■ **Exercise instructions**: In the entries below, find each line with the word "selbst" and pull it out.

•••

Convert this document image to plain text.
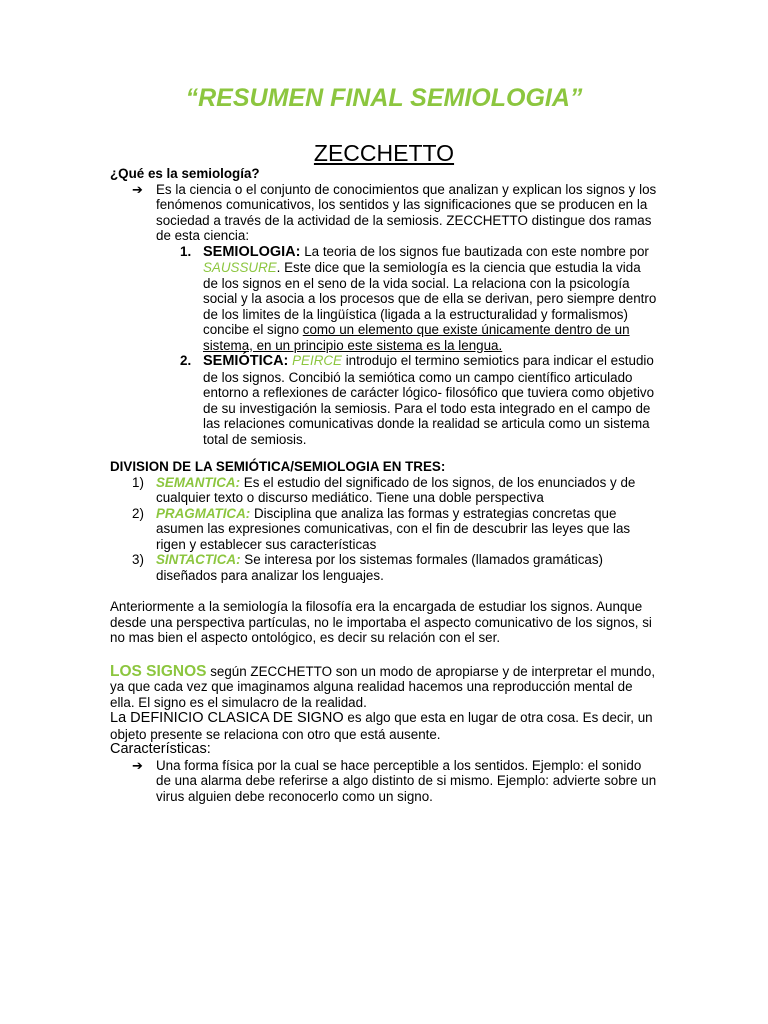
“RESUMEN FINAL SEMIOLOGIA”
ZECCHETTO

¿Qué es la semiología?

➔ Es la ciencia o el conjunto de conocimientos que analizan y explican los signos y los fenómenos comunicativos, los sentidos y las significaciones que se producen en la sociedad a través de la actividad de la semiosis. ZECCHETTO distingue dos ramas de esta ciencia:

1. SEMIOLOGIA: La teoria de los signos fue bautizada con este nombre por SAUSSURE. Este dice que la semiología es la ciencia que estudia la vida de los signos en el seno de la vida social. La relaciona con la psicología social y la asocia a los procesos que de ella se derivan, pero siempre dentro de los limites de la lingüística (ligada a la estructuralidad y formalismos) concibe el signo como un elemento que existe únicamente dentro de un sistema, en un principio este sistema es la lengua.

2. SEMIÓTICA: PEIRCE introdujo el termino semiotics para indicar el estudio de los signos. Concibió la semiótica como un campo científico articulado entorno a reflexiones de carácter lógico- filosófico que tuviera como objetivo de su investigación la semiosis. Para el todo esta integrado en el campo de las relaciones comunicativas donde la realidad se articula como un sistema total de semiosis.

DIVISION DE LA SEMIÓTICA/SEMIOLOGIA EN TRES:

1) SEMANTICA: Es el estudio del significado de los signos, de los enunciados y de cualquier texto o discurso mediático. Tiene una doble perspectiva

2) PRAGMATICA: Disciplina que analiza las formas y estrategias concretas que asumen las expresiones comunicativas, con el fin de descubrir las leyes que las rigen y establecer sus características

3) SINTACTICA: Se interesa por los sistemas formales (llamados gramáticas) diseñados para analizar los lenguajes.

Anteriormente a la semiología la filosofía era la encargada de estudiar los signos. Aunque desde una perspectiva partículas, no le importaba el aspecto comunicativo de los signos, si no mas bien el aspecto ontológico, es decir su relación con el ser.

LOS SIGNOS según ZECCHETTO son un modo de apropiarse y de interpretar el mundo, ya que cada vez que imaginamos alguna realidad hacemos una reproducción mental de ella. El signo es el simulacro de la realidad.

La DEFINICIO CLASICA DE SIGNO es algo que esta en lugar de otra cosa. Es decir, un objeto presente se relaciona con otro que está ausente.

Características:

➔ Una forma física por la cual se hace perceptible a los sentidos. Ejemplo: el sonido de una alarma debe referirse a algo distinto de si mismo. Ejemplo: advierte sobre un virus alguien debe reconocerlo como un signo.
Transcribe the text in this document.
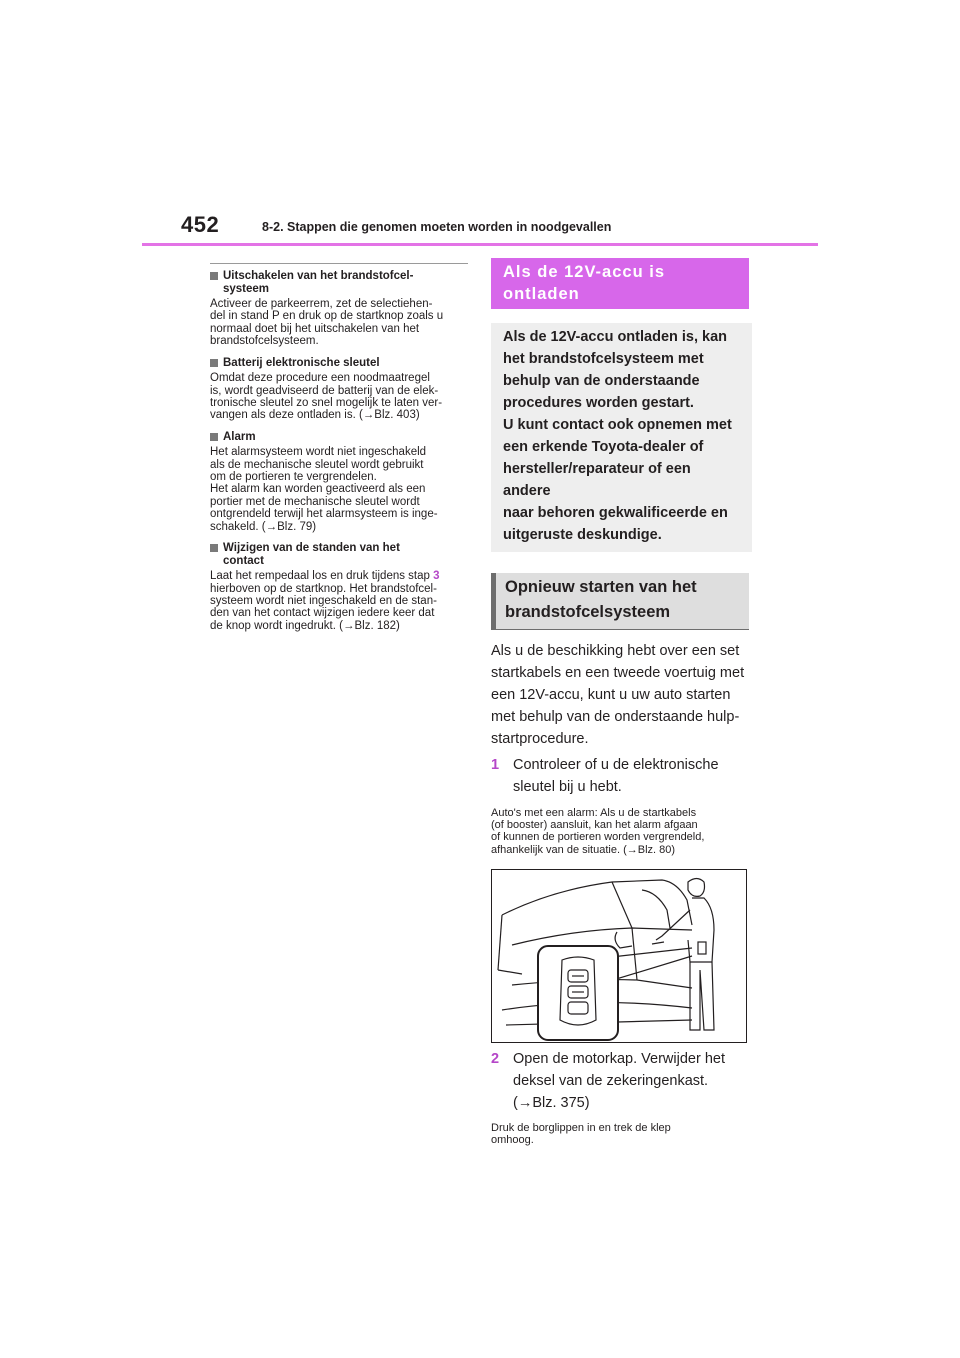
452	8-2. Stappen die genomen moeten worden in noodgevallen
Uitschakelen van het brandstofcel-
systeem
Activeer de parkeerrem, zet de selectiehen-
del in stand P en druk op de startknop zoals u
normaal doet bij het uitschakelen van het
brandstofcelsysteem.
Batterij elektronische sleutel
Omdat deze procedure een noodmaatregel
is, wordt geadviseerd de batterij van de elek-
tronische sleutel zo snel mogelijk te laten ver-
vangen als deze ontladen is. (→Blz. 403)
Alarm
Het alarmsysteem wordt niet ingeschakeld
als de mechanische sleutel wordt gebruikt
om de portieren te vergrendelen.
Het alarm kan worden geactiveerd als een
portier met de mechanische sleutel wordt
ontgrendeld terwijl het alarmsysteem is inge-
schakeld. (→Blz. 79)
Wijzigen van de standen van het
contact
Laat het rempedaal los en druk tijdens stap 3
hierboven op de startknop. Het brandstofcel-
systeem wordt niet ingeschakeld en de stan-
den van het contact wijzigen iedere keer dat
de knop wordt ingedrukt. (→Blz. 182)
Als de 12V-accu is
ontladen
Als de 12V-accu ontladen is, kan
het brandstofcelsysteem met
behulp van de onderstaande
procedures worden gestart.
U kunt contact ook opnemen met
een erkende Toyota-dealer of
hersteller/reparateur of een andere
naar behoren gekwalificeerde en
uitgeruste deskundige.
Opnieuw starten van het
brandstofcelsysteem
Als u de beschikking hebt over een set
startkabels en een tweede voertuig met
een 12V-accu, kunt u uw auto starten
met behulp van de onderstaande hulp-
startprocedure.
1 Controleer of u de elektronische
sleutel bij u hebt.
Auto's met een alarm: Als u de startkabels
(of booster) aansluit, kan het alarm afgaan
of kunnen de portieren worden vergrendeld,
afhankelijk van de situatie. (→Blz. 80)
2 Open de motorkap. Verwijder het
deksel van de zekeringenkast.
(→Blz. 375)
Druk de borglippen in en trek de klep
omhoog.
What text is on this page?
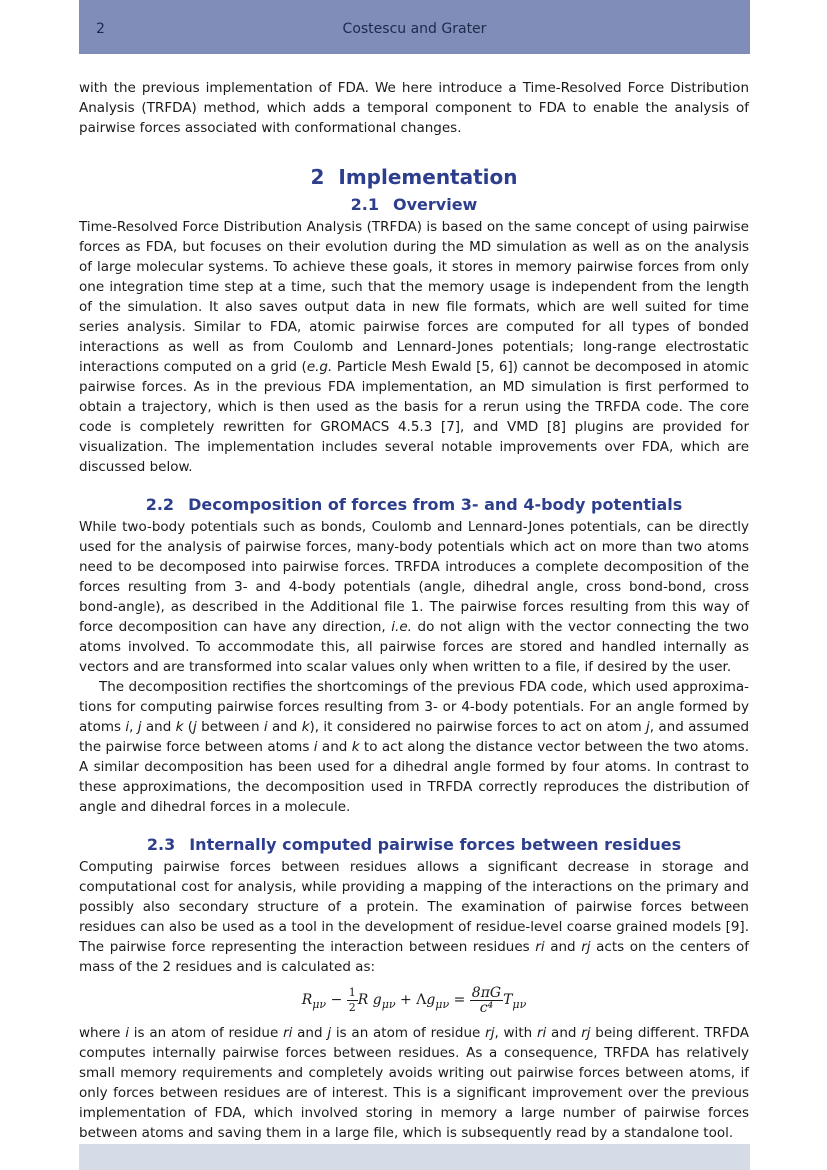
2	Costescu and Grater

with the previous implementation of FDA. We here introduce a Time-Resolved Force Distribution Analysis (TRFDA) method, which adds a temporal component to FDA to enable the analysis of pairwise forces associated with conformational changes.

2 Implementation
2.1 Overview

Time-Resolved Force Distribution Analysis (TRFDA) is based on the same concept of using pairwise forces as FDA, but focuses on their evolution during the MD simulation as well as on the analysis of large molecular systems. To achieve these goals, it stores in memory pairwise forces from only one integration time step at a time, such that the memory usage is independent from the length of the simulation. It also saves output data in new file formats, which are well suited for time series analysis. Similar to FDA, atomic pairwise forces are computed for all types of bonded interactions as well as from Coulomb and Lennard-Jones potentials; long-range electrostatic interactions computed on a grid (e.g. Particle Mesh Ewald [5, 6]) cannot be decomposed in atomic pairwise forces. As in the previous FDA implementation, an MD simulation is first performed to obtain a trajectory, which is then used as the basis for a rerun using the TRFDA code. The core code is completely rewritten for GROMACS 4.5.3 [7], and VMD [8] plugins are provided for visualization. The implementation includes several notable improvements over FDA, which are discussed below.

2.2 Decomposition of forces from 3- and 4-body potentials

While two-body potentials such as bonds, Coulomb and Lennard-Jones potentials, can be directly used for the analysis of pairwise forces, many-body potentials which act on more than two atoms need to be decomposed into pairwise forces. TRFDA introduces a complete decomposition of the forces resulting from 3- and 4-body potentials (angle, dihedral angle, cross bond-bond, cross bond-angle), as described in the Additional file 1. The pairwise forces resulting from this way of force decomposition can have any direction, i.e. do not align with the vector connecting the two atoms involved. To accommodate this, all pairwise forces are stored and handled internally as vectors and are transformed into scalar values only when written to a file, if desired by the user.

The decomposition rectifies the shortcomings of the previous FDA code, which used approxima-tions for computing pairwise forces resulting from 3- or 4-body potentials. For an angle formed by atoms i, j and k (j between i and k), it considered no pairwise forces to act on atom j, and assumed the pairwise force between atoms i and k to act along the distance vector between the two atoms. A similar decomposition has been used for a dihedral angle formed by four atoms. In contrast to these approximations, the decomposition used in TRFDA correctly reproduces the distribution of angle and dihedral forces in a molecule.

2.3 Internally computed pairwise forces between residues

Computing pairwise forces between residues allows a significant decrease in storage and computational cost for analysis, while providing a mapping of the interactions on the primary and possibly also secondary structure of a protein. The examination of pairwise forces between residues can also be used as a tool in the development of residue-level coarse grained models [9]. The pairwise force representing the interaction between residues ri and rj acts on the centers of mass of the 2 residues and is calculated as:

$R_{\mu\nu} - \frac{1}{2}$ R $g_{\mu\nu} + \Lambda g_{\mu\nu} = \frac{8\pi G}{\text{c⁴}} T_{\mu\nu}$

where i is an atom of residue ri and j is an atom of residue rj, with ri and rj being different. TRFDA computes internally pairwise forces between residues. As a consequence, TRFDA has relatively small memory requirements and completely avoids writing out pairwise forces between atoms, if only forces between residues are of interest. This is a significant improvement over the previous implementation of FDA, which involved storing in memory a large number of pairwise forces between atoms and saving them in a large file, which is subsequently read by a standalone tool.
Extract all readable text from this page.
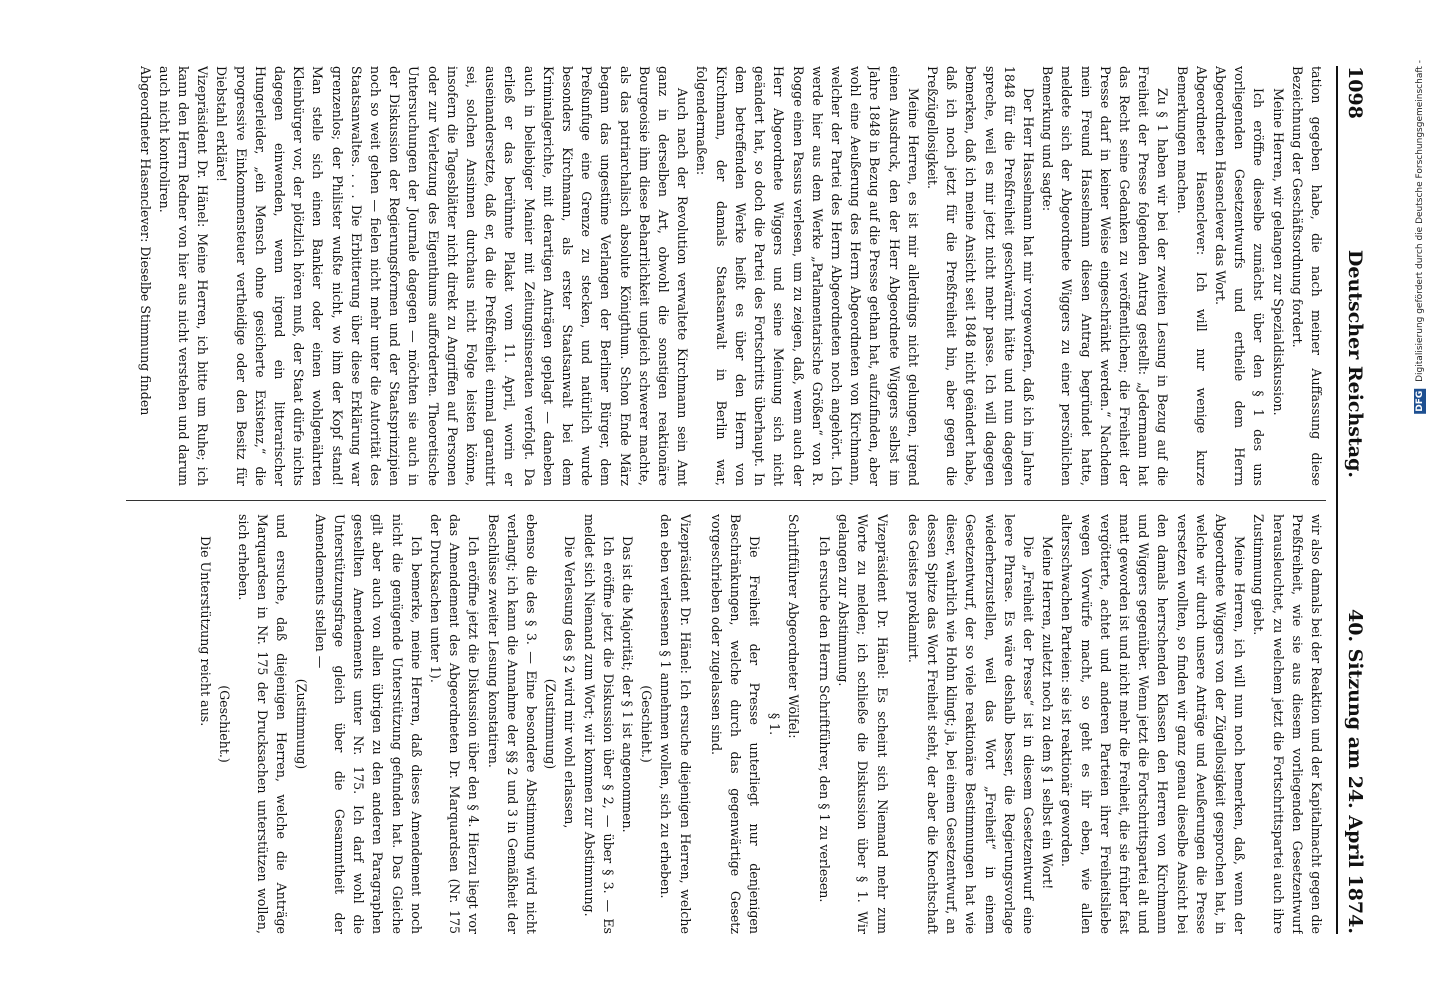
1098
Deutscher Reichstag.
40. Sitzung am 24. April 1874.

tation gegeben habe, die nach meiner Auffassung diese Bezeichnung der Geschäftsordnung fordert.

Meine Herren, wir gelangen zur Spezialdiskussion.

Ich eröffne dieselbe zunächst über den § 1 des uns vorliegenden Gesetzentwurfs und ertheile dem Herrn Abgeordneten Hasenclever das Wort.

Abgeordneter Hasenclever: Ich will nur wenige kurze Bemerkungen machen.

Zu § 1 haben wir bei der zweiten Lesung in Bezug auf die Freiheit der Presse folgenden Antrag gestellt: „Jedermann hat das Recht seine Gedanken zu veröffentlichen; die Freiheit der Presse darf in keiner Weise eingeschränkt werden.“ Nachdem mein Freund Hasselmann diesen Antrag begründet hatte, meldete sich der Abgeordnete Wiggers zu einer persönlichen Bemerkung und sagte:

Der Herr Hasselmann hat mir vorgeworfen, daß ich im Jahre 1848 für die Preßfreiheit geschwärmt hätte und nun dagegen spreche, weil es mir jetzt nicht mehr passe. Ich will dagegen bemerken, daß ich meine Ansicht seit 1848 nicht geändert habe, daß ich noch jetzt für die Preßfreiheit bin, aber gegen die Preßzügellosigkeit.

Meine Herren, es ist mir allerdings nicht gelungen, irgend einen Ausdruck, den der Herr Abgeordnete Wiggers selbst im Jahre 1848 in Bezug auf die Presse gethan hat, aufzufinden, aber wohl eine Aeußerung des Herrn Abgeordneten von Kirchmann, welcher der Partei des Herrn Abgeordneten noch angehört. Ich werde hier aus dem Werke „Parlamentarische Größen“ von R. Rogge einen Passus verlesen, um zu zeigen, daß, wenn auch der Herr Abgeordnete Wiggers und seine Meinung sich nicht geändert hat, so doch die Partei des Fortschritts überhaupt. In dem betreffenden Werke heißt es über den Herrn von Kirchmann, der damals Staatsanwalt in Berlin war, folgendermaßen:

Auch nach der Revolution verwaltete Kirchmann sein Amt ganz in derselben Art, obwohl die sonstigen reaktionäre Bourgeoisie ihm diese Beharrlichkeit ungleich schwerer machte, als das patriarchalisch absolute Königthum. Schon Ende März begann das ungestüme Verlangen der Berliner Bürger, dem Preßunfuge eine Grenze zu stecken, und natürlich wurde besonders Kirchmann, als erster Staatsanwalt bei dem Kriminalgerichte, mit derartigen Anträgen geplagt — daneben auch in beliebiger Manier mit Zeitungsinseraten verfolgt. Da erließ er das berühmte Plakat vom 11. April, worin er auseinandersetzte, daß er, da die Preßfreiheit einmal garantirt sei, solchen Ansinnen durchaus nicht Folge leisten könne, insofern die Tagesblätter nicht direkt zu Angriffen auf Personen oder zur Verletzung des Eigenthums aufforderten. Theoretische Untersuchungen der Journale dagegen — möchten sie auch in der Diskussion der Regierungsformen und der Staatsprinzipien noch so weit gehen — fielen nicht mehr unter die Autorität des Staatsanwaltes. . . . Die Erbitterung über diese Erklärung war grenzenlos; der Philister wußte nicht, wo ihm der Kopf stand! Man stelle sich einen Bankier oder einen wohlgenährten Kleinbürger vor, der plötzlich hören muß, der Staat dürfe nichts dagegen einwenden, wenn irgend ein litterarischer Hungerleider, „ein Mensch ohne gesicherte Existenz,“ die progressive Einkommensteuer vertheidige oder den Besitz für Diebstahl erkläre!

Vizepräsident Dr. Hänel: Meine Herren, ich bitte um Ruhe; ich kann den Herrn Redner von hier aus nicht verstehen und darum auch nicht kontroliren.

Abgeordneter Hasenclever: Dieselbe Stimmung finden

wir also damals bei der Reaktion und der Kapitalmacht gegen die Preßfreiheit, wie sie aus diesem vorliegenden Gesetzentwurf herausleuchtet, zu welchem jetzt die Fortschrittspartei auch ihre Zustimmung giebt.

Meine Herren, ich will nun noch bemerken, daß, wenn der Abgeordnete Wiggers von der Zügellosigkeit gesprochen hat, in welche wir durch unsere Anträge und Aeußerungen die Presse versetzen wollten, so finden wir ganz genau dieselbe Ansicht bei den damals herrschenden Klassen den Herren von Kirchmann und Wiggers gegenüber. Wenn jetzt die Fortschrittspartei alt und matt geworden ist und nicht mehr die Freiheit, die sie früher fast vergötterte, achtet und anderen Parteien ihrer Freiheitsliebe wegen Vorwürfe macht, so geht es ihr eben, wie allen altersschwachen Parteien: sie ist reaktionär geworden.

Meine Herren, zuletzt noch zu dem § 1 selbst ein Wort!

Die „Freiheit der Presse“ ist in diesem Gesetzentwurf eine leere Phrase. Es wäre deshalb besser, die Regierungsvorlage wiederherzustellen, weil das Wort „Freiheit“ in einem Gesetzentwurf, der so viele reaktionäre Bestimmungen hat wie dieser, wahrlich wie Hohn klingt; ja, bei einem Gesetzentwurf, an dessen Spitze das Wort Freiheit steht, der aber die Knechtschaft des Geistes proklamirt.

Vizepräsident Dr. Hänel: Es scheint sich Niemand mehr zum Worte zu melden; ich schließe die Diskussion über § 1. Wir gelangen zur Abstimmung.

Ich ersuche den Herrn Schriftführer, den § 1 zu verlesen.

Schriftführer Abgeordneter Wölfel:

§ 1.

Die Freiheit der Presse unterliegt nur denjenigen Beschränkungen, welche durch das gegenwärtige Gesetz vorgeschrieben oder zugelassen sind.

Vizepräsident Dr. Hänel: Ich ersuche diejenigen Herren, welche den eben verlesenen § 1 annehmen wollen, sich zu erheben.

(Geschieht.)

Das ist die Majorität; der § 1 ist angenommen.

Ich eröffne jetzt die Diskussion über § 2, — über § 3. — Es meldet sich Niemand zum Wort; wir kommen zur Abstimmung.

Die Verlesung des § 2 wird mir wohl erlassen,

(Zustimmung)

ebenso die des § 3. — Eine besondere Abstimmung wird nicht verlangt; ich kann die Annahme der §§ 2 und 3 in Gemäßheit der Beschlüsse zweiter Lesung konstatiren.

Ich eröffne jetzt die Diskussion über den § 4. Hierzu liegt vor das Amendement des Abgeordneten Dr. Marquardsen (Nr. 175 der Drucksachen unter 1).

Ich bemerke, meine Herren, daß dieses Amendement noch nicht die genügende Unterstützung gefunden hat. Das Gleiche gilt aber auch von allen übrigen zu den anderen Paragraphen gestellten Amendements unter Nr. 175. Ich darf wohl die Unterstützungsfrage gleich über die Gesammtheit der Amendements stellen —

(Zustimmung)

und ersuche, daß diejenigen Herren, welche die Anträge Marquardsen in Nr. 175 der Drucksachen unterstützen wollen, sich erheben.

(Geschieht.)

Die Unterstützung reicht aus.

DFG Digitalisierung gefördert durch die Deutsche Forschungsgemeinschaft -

•••

■ **Solution for this problem**:
Meine Herren, es ist mir allerdings nicht gelungen, irgend einen Ausdruck, den der Herr Abgeordnete Wiggers selbst im Jahre 1848 in Bezug auf die Presse gethan hat, aufzufinden, aber wohl eine Aeußerung des Herrn Abgeordneten von Kirchmann, welcher der Partei des Herrn Abgeordneten noch angehört. Ich werde hier aus dem Werke „Parlamentarische Größen“ von R. Rogge einen Passus verlesen, um zu zeigen, daß, wenn auch der Herr Abgeordnete Wiggers und seine Meinung sich nicht geändert hat, so doch die Partei des Fortschritts überhaupt. In dem betreffenden Werke heißt es über den Herrn von Kirchmann, der damals Staatsanwalt in Berlin war, folgendermaßen:
Meine Herren, zuletzt noch zu dem § 1 selbst ein Wort!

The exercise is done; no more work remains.